_The exercise_
Keep only the lines where "Request" appears.

_Supplied records_

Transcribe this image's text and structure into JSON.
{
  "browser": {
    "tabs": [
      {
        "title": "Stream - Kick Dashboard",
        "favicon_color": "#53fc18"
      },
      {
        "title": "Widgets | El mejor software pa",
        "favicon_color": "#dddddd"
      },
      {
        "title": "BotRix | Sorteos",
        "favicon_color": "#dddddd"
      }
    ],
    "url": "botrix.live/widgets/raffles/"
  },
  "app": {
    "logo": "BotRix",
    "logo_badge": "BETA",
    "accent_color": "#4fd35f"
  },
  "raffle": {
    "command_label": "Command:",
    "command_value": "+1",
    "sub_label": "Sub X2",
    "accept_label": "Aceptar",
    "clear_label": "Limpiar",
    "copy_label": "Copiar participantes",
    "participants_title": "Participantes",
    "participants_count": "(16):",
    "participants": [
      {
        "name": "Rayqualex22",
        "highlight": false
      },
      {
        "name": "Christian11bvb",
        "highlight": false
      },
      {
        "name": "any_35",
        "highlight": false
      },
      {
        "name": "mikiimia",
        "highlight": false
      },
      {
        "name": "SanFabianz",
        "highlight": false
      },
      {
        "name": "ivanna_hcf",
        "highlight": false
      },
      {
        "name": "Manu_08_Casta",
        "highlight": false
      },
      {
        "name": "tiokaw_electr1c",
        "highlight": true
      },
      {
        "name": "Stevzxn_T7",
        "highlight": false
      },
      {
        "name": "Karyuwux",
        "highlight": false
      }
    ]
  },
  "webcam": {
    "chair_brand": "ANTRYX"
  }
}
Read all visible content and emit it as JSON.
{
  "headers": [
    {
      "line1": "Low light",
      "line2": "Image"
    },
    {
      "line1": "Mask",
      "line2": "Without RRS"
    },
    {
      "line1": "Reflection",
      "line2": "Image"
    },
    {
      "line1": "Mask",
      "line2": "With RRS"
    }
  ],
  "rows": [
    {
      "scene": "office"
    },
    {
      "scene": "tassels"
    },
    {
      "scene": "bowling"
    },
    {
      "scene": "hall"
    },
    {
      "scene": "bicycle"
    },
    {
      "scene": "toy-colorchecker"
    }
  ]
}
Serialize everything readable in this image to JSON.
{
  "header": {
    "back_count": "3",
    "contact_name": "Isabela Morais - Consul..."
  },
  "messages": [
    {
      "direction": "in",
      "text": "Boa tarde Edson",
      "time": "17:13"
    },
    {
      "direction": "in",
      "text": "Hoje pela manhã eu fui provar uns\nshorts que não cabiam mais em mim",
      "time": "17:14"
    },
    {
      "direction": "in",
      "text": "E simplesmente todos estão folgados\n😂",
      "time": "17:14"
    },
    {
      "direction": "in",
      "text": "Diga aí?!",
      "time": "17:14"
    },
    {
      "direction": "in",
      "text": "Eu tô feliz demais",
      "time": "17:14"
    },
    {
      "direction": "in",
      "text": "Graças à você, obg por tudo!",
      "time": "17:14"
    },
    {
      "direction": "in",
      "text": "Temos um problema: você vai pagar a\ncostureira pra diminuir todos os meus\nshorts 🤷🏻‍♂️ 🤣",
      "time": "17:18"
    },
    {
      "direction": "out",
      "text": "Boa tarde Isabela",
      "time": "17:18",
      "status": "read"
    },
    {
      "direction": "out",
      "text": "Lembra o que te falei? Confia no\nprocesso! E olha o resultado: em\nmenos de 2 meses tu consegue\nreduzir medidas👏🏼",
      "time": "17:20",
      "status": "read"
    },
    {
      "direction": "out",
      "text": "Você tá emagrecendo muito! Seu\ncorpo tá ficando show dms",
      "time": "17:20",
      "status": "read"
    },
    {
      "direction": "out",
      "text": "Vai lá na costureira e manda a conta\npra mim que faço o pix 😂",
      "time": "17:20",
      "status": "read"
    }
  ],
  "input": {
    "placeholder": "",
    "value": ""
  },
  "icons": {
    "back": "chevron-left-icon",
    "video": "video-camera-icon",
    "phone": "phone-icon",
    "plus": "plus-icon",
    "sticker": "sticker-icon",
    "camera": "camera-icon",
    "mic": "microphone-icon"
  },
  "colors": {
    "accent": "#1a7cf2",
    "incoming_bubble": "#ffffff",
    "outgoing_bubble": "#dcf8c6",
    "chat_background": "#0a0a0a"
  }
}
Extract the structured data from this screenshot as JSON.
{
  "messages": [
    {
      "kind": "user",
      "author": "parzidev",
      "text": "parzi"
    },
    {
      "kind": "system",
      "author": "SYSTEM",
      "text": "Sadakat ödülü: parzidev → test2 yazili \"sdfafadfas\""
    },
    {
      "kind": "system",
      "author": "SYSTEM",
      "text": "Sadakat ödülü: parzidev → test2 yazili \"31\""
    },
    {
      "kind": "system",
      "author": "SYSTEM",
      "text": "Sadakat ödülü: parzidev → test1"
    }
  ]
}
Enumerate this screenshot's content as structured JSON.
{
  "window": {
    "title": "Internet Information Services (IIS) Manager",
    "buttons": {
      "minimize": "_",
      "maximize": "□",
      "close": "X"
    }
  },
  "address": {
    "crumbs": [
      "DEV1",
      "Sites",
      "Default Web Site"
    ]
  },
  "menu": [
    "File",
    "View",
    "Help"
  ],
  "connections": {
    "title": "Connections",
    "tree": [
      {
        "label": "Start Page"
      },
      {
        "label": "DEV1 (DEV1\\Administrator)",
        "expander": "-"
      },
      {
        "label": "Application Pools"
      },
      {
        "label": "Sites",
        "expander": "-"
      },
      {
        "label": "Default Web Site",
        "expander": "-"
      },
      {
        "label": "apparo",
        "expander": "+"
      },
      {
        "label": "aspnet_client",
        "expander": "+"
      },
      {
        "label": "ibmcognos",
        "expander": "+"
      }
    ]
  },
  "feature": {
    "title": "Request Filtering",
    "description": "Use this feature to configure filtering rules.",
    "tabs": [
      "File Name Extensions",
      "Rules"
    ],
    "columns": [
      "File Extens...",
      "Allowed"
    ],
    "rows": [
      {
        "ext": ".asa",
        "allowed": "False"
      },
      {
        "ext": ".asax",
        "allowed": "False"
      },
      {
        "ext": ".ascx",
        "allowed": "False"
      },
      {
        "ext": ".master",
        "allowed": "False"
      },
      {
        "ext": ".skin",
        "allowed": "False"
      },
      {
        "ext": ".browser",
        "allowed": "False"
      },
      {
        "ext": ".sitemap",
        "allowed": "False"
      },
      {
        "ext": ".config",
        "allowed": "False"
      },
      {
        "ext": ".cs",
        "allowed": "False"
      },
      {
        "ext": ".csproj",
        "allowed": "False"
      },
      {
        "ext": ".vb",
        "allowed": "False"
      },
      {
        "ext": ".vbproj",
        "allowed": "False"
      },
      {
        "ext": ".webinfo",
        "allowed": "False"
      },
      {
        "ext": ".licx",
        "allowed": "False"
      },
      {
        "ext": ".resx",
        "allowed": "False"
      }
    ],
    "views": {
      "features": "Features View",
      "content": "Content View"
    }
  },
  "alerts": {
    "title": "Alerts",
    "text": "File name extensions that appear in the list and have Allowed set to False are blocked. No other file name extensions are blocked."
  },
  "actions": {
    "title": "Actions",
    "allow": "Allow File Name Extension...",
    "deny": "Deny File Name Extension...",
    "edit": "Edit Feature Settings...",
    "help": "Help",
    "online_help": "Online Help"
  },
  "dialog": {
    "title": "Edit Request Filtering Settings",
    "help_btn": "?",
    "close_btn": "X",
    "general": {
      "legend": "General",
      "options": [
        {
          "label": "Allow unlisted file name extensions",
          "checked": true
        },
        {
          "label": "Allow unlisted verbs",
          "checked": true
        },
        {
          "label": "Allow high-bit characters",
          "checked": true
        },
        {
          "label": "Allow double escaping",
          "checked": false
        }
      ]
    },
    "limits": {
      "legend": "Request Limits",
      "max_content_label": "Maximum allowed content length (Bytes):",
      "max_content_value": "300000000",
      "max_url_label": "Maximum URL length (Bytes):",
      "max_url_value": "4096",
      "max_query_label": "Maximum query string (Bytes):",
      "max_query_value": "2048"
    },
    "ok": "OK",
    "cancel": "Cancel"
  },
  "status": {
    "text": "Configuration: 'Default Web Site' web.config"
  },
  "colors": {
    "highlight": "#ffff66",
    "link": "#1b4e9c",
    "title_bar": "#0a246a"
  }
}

_Answer for the task_
    "title": "Request Filtering",
    "title": "Edit Request Filtering Settings",
      "legend": "Request Limits",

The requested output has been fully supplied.